Exercise description:
Starting at the first line of the records and stopping after the line containing "speed-current-label: 標準 (1.0x)", substitute "speed-fast-label" for "speed-max-label" and leave everything else unchanged.

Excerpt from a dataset
---*---

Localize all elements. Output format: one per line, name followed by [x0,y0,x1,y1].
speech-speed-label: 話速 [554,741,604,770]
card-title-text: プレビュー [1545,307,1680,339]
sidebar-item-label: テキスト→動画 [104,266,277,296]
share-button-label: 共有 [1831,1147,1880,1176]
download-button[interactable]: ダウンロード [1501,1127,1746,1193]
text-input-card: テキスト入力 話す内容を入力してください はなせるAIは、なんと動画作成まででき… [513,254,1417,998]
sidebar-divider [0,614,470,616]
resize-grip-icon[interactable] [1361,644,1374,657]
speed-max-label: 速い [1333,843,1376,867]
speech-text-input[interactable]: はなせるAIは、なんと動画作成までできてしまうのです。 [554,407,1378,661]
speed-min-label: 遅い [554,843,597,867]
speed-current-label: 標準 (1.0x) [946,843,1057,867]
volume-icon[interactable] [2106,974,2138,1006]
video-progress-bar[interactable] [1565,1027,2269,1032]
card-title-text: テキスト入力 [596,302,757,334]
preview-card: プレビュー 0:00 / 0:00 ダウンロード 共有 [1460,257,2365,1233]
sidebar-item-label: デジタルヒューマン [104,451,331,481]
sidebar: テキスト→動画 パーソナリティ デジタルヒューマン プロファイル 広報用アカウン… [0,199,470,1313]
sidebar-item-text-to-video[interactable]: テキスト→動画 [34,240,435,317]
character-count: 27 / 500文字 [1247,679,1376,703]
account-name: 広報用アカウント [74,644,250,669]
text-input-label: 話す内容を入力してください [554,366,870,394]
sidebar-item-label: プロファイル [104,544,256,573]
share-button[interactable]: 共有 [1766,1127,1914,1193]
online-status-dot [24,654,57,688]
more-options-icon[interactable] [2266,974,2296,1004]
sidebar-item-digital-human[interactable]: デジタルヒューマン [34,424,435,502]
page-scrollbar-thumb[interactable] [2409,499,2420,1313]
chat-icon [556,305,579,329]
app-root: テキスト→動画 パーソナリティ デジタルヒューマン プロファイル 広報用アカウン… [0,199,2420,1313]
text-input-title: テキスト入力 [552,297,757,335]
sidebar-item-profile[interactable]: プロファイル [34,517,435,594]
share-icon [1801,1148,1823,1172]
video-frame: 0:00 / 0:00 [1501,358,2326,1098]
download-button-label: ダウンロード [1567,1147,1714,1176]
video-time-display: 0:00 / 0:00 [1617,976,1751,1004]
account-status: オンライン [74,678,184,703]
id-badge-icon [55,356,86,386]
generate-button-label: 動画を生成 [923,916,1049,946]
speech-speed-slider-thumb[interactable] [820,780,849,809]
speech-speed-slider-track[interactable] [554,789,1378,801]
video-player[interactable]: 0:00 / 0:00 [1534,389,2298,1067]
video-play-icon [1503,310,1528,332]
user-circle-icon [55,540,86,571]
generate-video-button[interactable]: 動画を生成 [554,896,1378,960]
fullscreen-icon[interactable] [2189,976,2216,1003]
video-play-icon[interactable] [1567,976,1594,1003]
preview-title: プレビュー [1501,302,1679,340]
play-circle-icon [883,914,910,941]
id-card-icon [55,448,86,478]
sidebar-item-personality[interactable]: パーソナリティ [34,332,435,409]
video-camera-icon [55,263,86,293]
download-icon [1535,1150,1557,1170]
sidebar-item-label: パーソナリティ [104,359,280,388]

---*---

Task output:
Localize all elements. Output format: one per line, name followed by [x0,y0,x1,y1].
speech-speed-label: 話速 [554,741,604,770]
card-title-text: プレビュー [1545,307,1680,339]
sidebar-item-label: テキスト→動画 [104,266,277,296]
share-button-label: 共有 [1831,1147,1880,1176]
download-button[interactable]: ダウンロード [1501,1127,1746,1193]
text-input-card: テキスト入力 話す内容を入力してください はなせるAIは、なんと動画作成まででき… [513,254,1417,998]
sidebar-divider [0,614,470,616]
resize-grip-icon[interactable] [1361,644,1374,657]
speed-fast-label: 速い [1333,843,1376,867]
speech-text-input[interactable]: はなせるAIは、なんと動画作成までできてしまうのです。 [554,407,1378,661]
speed-min-label: 遅い [554,843,597,867]
speed-current-label: 標準 (1.0x) [946,843,1057,867]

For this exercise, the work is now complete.